Artigo:
******************************

Em 1975, Portugal vivia ainda o rescaldo da Revolução e do 25 de Novembro. Num tom austero, o discurso do então primeiro-ministro Pinheiro de Azevedo dizia que os problemas financeiros da altura eram muito parecidos com os de hoje: os portugueses enfrentavam “o aumento do desemprego, desequilíbrio da balança comercial e a quebra do investimento”. O líder do Governo provisório usou várias vezes a palavra “realista” e pediu à população “os sacrifícios precisos”. Uma “má prenda de Natal seria continuar a alimentar ilusões”, defendeu.

“Deixem-nos governar” A mensagem de Natal do primeiro-ministro não era obrigatória e nem todos quiseram dirigir-se à população nesta época festiva. Houve outros casos em que o tempo levou a que os discursos acabassem por cair no esquecimento. Por isso, saltamos uns anos e vamos parar ao Natal de 86, com Cavaco Silva como primeiro-ministro. Frustrado com as alterações que tinham sido introduzidas no seu Orçamento do Estado e com a pressão da oposição, Cavaco aproveitou a mensagem de Natal para fazer um apelo que ficou para a história: “Deixem-nos governar”. “É legítimo que os portugueses se perguntem sobre o que querem esses partidos da oposição? Tornar o país ingovernável? Fazê-lo voltar para trás, para uma situação de crise e de austeridade?”, questionou o antigo primeiro-ministro. “Deixem aqueles que ganharam as eleições governar o país. Aplicar o seu programa. Depois, o povo julgará em eleições”, acrescentou. A verdade é que o Governo acabaria por cair meses depois, após uma moção de censura apresentada pelo PRD de Ramalho Eanes. Mas saiu por cima: seguiram-se duas maiorias absolutas.

******************************

Dados fornecidos:

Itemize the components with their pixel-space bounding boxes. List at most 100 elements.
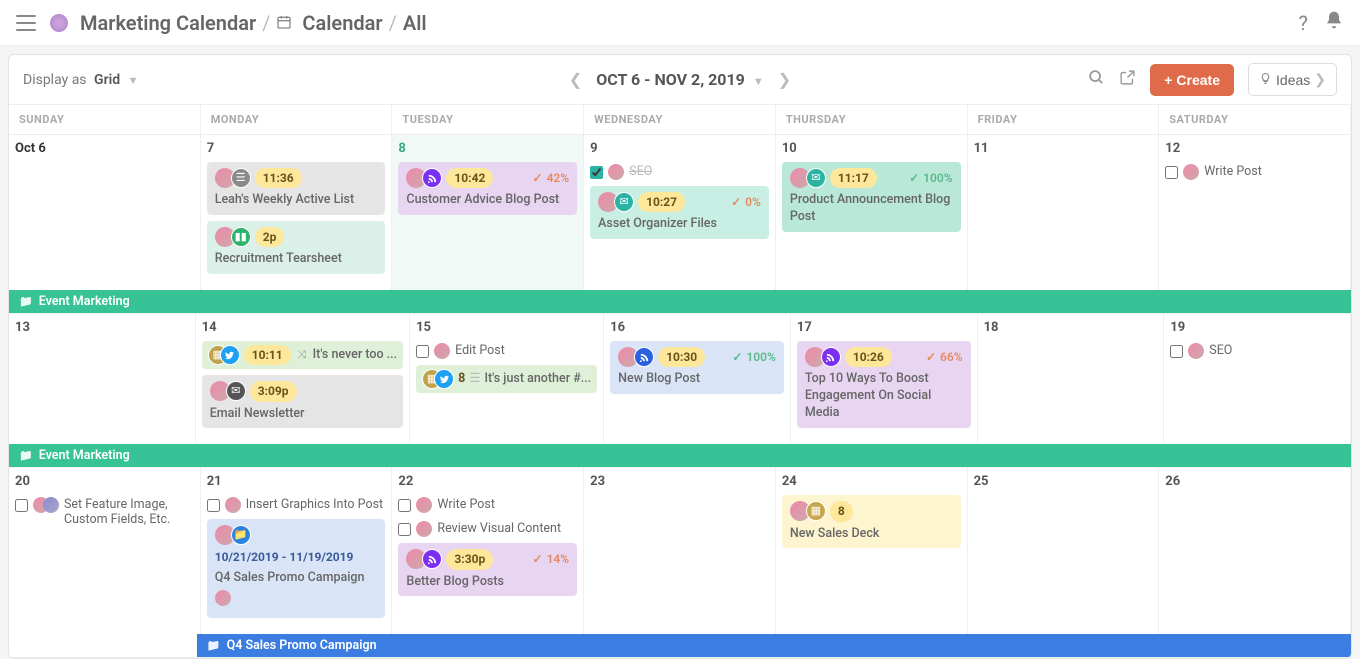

******************************

Tarefas:
(1) Segundo o artigo, que partido apresentou a moção de censura que levou à queda do Governo de Cavaco Silva?
(2) Prossiga o artigo sobre as mensagens de Natal dos primeiros-ministros a partir da última frase apresentada.

Respostas aos exercícios:
(1) O PRD de Ramalho Eanes.

(2)
Seguiram-se os anos das vacas gordas e claro que os discursos de Cavaco foram mais leves, com uma mensagem de “progresso e esperança”. “Estou francamente otimista. É minha convicção que vamos vencer os desafios do futuro, para que tenhamos um país moderno e desenvolvido. Para poder ser vivido pelas famílias com melhor bem-estar e justiça social”, disse em 1988.

Mensagens curtas e simples Entramos na década de 90 com o pé direito, mas os ares mudam rapidamente. Com a Guerra do Golfo, as economias mundiais ressentem-se. Em 1991, Cavaco Silva começa a avisar que o ano seguinte não ia ser “fácil”. Em 93, com a queda do PIB, tenta deixar uma mensagem de esperança: “Há indicadores que dão sinais de recuperação. O país beneficiará de termos mantido o rumo certo, mesmo que isso seja difícil e impopular”. É verdade que se seguiram anos de modernização, mas os tempos não iam continuar tão estáveis, com os primeiros tempos do séc. xxi a ficarem marcados por uma nova crise financeira.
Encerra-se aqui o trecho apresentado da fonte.